Consigna:
Vuelve a escribir sin cambios la parte del fragmento sobre el palacio moche que empieza con "El hallazgo corresponde" y sigue hasta "amazónicas y costeras.".

Fragmento:
Un nuevo capítulo de la historia prehispánica del norte del Perú acaba de revelarse. Un equipo de arqueólogos del Programa Arqueológico Chicama descubrió en el complejo monumental Licapa II, en el valle de Chicama (La Libertad), una edificación de más de 1,400 años de antigüedad que habría funcionado como residencia de élite durante el Periodo Moche Tardío (600 – 700 d.C.).
El hallazgo corresponde a lo que los especialistas han denominado un “palacio Moche”, vinculado a un curaca o gobernante local que controlaba no solo la política y la economía del valle, sino también las redes comerciales con otras regiones andinas, amazónicas y costeras.
Un palacio de adobe pintado de amarillo
La construcción está hecha íntegramente de adobe y presenta un acabado singular: los muros fueron pintados con color amarillo, lo que refuerza la hipótesis de que se trataba de un espacio de poder y prestigio. La edificación incluye cinco recintos principales, claramente diferenciados de las áreas domésticas y artesanales halladas en el mismo sitio arqueológico.

Datos proporcionados:
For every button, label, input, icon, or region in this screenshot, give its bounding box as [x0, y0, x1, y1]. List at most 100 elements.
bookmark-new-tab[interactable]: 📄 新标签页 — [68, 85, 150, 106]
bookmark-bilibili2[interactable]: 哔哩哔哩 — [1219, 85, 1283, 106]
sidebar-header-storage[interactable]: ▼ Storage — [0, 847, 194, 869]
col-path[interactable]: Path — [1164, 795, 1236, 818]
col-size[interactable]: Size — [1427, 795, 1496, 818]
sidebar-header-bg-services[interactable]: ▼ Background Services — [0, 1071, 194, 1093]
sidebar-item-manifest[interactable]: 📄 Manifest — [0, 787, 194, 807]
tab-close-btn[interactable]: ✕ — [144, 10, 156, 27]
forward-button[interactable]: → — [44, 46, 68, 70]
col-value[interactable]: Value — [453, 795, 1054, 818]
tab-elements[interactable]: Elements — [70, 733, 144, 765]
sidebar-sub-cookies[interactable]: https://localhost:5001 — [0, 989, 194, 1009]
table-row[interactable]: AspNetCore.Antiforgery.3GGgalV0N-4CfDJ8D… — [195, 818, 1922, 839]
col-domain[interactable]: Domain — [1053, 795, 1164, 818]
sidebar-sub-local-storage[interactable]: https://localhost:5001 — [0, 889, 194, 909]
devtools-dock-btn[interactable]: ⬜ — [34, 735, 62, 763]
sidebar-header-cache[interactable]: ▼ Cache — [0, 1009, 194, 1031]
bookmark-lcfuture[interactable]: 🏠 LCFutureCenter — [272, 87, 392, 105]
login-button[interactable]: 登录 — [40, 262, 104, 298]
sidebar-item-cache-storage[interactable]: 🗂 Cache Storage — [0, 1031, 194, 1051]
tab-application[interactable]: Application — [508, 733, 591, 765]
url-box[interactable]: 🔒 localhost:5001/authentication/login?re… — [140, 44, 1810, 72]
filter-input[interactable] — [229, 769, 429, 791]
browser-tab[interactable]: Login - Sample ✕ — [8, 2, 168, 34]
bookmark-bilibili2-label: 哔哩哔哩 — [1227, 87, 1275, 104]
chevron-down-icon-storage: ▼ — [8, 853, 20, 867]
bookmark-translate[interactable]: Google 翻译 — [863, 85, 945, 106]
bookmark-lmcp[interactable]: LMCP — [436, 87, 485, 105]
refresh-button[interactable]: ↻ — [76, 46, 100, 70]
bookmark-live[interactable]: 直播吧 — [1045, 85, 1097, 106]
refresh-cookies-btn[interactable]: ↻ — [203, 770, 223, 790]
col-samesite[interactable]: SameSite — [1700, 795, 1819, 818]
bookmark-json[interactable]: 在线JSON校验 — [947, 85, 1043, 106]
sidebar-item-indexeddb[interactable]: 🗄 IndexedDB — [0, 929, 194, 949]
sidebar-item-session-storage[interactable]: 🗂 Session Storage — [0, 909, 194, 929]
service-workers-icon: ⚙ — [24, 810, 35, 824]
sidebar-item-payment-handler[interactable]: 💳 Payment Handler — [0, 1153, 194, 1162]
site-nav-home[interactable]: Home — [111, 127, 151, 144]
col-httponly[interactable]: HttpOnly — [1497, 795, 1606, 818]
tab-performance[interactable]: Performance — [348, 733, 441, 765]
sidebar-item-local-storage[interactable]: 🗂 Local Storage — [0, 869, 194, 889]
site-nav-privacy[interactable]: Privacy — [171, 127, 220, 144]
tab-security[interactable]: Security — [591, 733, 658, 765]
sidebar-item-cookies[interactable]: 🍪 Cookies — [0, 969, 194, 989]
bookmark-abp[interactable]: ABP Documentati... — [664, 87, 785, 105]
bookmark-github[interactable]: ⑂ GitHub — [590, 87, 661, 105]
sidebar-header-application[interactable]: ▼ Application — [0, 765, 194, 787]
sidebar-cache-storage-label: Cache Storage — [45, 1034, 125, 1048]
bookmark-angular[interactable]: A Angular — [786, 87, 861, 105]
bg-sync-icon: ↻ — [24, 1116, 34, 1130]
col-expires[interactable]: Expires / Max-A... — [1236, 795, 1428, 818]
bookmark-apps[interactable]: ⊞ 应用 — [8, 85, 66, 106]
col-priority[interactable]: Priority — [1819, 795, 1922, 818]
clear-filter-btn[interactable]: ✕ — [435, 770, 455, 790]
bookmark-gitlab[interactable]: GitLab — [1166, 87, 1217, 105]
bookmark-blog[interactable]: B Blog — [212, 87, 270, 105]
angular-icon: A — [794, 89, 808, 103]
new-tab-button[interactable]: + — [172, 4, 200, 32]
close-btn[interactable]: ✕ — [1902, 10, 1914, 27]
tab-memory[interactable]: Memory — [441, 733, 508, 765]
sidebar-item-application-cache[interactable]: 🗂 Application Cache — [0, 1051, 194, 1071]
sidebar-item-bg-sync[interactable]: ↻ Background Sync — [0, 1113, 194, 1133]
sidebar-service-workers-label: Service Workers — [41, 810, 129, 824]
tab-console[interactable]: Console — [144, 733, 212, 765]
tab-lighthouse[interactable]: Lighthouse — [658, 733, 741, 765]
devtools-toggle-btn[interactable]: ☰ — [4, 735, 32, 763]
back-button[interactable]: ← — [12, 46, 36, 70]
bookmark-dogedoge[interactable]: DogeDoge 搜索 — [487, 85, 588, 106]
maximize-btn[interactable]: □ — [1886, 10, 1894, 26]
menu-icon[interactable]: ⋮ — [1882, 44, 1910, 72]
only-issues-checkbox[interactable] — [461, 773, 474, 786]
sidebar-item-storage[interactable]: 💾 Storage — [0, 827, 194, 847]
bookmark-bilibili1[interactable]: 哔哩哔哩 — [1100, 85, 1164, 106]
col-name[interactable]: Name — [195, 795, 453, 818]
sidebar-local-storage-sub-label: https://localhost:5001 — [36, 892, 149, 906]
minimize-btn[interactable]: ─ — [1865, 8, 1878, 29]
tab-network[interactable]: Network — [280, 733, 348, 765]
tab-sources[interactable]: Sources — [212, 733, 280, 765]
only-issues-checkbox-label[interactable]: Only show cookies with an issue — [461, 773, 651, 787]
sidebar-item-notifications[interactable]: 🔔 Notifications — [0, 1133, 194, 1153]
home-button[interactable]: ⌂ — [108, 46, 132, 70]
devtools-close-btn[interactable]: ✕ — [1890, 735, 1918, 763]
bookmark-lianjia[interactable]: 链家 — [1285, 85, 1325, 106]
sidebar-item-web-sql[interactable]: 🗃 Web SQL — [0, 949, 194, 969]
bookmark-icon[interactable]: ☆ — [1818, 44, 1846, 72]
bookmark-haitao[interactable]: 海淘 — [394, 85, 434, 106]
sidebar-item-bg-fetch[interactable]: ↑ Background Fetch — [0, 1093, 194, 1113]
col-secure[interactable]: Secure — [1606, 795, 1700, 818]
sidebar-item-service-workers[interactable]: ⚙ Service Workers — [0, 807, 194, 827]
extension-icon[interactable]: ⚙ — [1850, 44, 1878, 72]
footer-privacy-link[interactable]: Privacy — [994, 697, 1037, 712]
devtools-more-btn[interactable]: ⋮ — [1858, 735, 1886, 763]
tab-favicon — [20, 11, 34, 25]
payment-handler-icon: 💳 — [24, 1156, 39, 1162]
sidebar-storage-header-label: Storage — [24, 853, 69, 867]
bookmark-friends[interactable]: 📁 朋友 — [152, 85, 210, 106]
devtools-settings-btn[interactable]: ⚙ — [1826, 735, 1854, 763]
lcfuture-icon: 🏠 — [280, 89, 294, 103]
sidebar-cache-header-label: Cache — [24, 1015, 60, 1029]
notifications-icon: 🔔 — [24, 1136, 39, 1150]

Solución:
El hallazgo corresponde a lo que los especialistas han denominado un “palacio Moche”, vinculado a un curaca o gobernante local que controlaba no solo la política y la economía del valle, sino también las redes comerciales con otras regiones andinas, amazónicas y costeras.